Given exercise:
Search the material below for the string "Acupoint" and extract each line that has it.

Supplied material:
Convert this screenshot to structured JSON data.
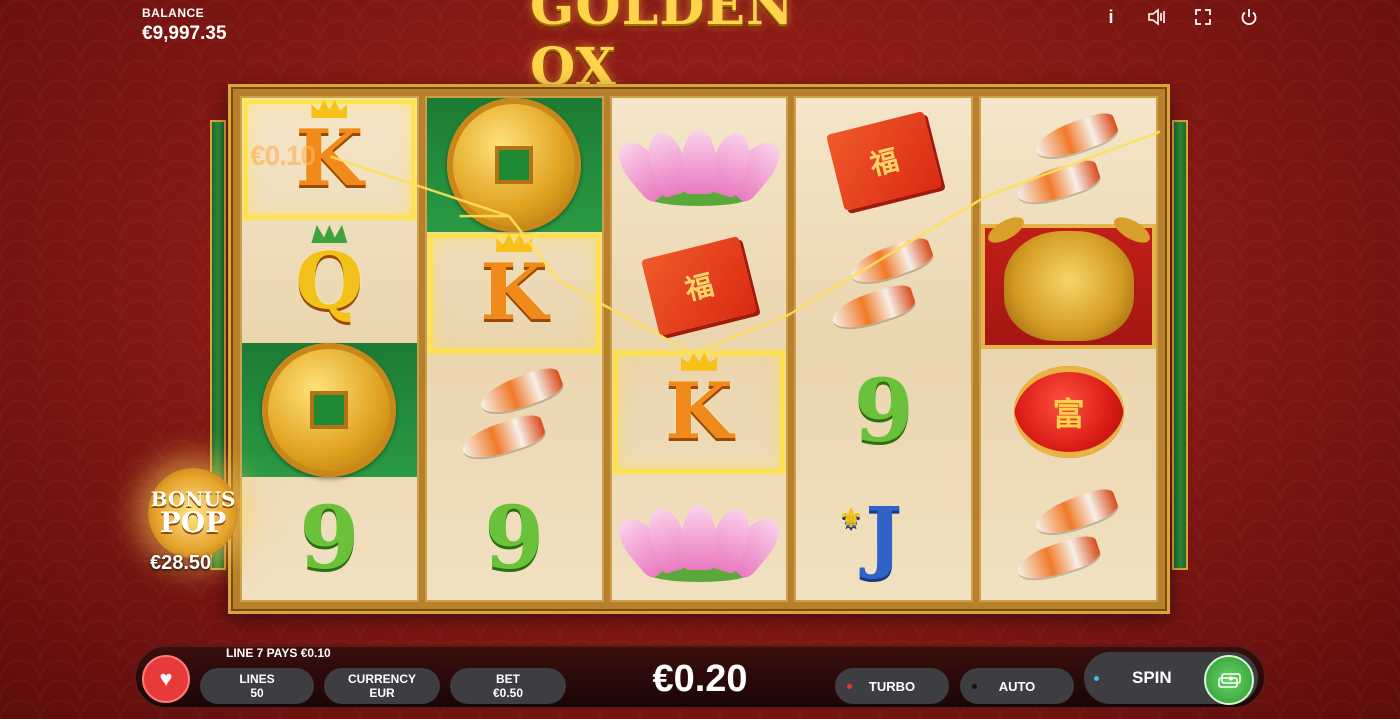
{
  "balance": {
    "label": "BALANCE",
    "value": "€9,997.35"
  },
  "logo": {
    "text": "GOLDEN OX"
  },
  "top_icons": [
    "info-icon",
    "sound-icon",
    "fullscreen-icon",
    "power-icon"
  ],
  "reels": [
    [
      {
        "symbol": "K",
        "win": true,
        "overlay": "€0.10"
      },
      {
        "symbol": "Q"
      },
      {
        "symbol": "coin"
      },
      {
        "symbol": "9"
      }
    ],
    [
      {
        "symbol": "coin"
      },
      {
        "symbol": "K",
        "win": true
      },
      {
        "symbol": "koi"
      },
      {
        "symbol": "9"
      }
    ],
    [
      {
        "symbol": "lotus"
      },
      {
        "symbol": "envelope",
        "text": "福"
      },
      {
        "symbol": "K",
        "win": true
      },
      {
        "symbol": "lotus"
      }
    ],
    [
      {
        "symbol": "envelope",
        "text": "福"
      },
      {
        "symbol": "koi"
      },
      {
        "symbol": "9"
      },
      {
        "symbol": "J"
      }
    ],
    [
      {
        "symbol": "koi"
      },
      {
        "symbol": "ox"
      },
      {
        "symbol": "lantern",
        "text": "富"
      },
      {
        "symbol": "koi"
      }
    ]
  ],
  "bonus": {
    "line1": "BONUS",
    "line2": "POP",
    "value": "€28.50"
  },
  "message": "LINE 7 PAYS €0.10",
  "controls": {
    "lines": {
      "label": "LINES",
      "value": "50"
    },
    "currency": {
      "label": "CURRENCY",
      "value": "EUR"
    },
    "bet": {
      "label": "BET",
      "value": "€0.50"
    },
    "win_amount": "€0.20",
    "turbo": "TURBO",
    "auto": "AUTO",
    "spin": "SPIN"
  },
  "colors": {
    "gold": "#d9a63a",
    "win_highlight": "#ffe24a",
    "turbo_dot": "#e23a3a",
    "spin_dot": "#4ab8e6"
  }
}
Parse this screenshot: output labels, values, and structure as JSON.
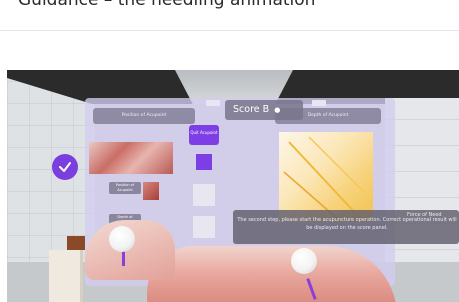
{
  "caption": {
    "text": "Guidance – the needling animation"
  },
  "vr": {
    "score": "Score B",
    "position_header": "Position of Acupoint",
    "depth_header": "Depth of Acupoint",
    "quit_label": "Quit Acupoint",
    "message": "The second step, please start the acupuncture operation. Correct operational result will be displayed on the score panel.",
    "force_header": "Force of Need",
    "chips": [
      "Position of Acupoint",
      "Depth of Acupoint"
    ],
    "icons": {
      "confirm": "check-icon",
      "score_dropdown": "chevron-down-icon"
    },
    "colors": {
      "accent": "#7d3ee6",
      "panel": "#d2cdf0"
    }
  }
}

Finished answer:
    "position_header": "Position of Acupoint",
    "depth_header": "Depth of Acupoint",
    "quit_label": "Quit Acupoint",
      "Position of Acupoint",
      "Depth of Acupoint"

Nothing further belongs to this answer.